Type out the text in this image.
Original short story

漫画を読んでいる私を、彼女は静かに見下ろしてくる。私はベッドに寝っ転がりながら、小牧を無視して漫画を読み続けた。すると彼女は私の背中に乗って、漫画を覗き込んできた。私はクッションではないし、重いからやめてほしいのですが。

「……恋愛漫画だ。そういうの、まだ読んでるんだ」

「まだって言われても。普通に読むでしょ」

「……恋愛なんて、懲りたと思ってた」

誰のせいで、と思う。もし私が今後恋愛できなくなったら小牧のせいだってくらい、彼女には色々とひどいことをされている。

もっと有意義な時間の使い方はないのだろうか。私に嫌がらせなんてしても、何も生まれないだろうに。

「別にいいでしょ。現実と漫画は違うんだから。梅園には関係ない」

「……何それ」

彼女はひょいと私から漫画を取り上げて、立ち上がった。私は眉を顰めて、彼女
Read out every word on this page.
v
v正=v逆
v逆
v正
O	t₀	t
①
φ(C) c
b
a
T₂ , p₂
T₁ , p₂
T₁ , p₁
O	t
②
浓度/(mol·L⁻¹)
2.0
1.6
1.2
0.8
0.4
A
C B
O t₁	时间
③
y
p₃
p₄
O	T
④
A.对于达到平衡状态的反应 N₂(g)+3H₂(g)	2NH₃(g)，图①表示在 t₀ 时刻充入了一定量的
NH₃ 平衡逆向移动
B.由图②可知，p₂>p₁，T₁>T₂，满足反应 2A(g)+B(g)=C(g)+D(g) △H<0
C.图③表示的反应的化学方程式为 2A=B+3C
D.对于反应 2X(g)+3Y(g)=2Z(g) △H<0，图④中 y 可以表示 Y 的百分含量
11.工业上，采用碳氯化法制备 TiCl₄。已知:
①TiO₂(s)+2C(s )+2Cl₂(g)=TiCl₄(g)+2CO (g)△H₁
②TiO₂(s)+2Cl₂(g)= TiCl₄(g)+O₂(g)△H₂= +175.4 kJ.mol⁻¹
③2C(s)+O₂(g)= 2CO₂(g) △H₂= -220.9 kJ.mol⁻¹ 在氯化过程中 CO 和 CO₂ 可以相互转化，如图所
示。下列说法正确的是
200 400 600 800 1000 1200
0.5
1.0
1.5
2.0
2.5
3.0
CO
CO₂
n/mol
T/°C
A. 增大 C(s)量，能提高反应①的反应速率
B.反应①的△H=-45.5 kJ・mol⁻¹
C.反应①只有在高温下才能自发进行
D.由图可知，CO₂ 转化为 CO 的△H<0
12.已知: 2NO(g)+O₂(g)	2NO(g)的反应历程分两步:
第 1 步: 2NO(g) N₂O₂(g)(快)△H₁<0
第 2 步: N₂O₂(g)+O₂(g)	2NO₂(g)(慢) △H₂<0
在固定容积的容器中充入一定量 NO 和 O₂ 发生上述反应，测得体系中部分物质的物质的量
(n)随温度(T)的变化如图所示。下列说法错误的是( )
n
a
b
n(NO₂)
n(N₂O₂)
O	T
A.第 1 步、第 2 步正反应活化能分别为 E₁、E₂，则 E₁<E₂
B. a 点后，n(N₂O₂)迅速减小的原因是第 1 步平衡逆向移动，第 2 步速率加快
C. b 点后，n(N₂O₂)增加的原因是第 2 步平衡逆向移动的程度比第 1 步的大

____

Search the records for the word "N₂O₂", then list every line that has it.

■ Result for this task:
第 1 步: 2NO(g) N₂O₂(g)(快)△H₁<0
第 2 步: N₂O₂(g)+O₂(g)	2NO₂(g)(慢) △H₂<0
n(N₂O₂)
B. a 点后，n(N₂O₂)迅速减小的原因是第 1 步平衡逆向移动，第 2 步速率加快
C. b 点后，n(N₂O₂)增加的原因是第 2 步平衡逆向移动的程度比第 1 步的大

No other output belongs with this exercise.